**Exercise:** Print the records below exactly as they appear.

**Given records:**
====

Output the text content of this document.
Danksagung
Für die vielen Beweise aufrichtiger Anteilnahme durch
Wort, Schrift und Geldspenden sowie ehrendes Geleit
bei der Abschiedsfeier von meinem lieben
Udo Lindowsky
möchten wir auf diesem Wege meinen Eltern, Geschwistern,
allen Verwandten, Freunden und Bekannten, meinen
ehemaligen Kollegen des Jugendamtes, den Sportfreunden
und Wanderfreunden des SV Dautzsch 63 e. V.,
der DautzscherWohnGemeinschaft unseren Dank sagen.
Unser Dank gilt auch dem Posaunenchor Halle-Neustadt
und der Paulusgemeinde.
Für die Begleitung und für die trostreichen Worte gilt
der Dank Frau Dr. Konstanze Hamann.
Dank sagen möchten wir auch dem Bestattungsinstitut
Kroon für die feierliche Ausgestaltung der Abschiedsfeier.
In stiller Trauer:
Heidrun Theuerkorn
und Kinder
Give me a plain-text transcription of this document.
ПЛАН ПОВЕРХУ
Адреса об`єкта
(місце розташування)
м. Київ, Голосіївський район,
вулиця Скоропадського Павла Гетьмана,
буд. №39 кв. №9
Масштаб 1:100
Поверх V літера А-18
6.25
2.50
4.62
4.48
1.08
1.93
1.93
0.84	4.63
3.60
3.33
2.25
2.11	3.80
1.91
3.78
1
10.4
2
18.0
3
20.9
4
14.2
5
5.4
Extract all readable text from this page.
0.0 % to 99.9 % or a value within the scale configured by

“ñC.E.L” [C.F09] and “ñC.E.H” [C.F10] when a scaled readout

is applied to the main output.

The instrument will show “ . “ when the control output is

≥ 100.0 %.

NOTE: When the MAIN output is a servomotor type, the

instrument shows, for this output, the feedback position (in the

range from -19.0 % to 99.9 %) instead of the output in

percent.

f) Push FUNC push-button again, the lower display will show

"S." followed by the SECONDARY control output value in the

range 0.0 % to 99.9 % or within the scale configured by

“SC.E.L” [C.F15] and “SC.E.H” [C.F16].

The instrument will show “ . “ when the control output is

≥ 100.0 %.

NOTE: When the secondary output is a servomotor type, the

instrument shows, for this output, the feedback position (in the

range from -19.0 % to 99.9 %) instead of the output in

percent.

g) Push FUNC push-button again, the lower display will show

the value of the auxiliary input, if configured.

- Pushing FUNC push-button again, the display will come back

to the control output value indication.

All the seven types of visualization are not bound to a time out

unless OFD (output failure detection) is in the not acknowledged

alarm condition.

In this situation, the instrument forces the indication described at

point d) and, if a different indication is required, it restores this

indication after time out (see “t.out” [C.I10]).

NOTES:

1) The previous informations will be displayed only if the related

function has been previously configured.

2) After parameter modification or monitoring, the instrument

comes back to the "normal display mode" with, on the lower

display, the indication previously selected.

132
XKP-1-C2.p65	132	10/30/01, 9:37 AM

====

**Written reply:**
Output the text content of this document.
Danksagung
Für die vielen Beweise aufrichtiger Anteilnahme durch
Wort, Schrift und Geldspenden sowie ehrendes Geleit
bei der Abschiedsfeier von meinem lieben
Udo Lindowsky
möchten wir auf diesem Wege meinen Eltern, Geschwistern,
allen Verwandten, Freunden und Bekannten, meinen
ehemaligen Kollegen des Jugendamtes, den Sportfreunden
und Wanderfreunden des SV Dautzsch 63 e. V.,
der DautzscherWohnGemeinschaft unseren Dank sagen.
Unser Dank gilt auch dem Posaunenchor Halle-Neustadt
und der Paulusgemeinde.
Für die Begleitung und für die trostreichen Worte gilt
der Dank Frau Dr. Konstanze Hamann.
Dank sagen möchten wir auch dem Bestattungsinstitut
Kroon für die feierliche Ausgestaltung der Abschiedsfeier.
In stiller Trauer:
Heidrun Theuerkorn
und Kinder
Give me a plain-text transcription of this document.
ПЛАН ПОВЕРХУ
Адреса об`єкта
(місце розташування)
м. Київ, Голосіївський район,
вулиця Скоропадського Павла Гетьмана,
буд. №39 кв. №9
Масштаб 1:100
Поверх V літера А-18
6.25
2.50
4.62
4.48
1.08
1.93
1.93
0.84	4.63
3.60
3.33
2.25
2.11	3.80
1.91
3.78
1
10.4
2
18.0
3
20.9
4
14.2
5
5.4
Extract all readable text from this page.
0.0 % to 99.9 % or a value within the scale configured by

“ñC.E.L” [C.F09] and “ñC.E.H” [C.F10] when a scaled readout

is applied to the main output.

The instrument will show “ . “ when the control output is

≥ 100.0 %.

NOTE: When the MAIN output is a servomotor type, the

instrument shows, for this output, the feedback position (in the

range from -19.0 % to 99.9 %) instead of the output in

percent.

f) Push FUNC push-button again, the lower display will show

"S." followed by the SECONDARY control output value in the

range 0.0 % to 99.9 % or within the scale configured by

“SC.E.L” [C.F15] and “SC.E.H” [C.F16].

The instrument will show “ . “ when the control output is

≥ 100.0 %.

NOTE: When the secondary output is a servomotor type, the

instrument shows, for this output, the feedback position (in the

range from -19.0 % to 99.9 %) instead of the output in

percent.

g) Push FUNC push-button again, the lower display will show

the value of the auxiliary input, if configured.

- Pushing FUNC push-button again, the display will come back

to the control output value indication.

All the seven types of visualization are not bound to a time out

unless OFD (output failure detection) is in the not acknowledged

alarm condition.

In this situation, the instrument forces the indication described at

point d) and, if a different indication is required, it restores this

indication after time out (see “t.out” [C.I10]).

NOTES:

1) The previous informations will be displayed only if the related

function has been previously configured.

2) After parameter modification or monitoring, the instrument

comes back to the "normal display mode" with, on the lower

display, the indication previously selected.

132
XKP-1-C2.p65	132	10/30/01, 9:37 AM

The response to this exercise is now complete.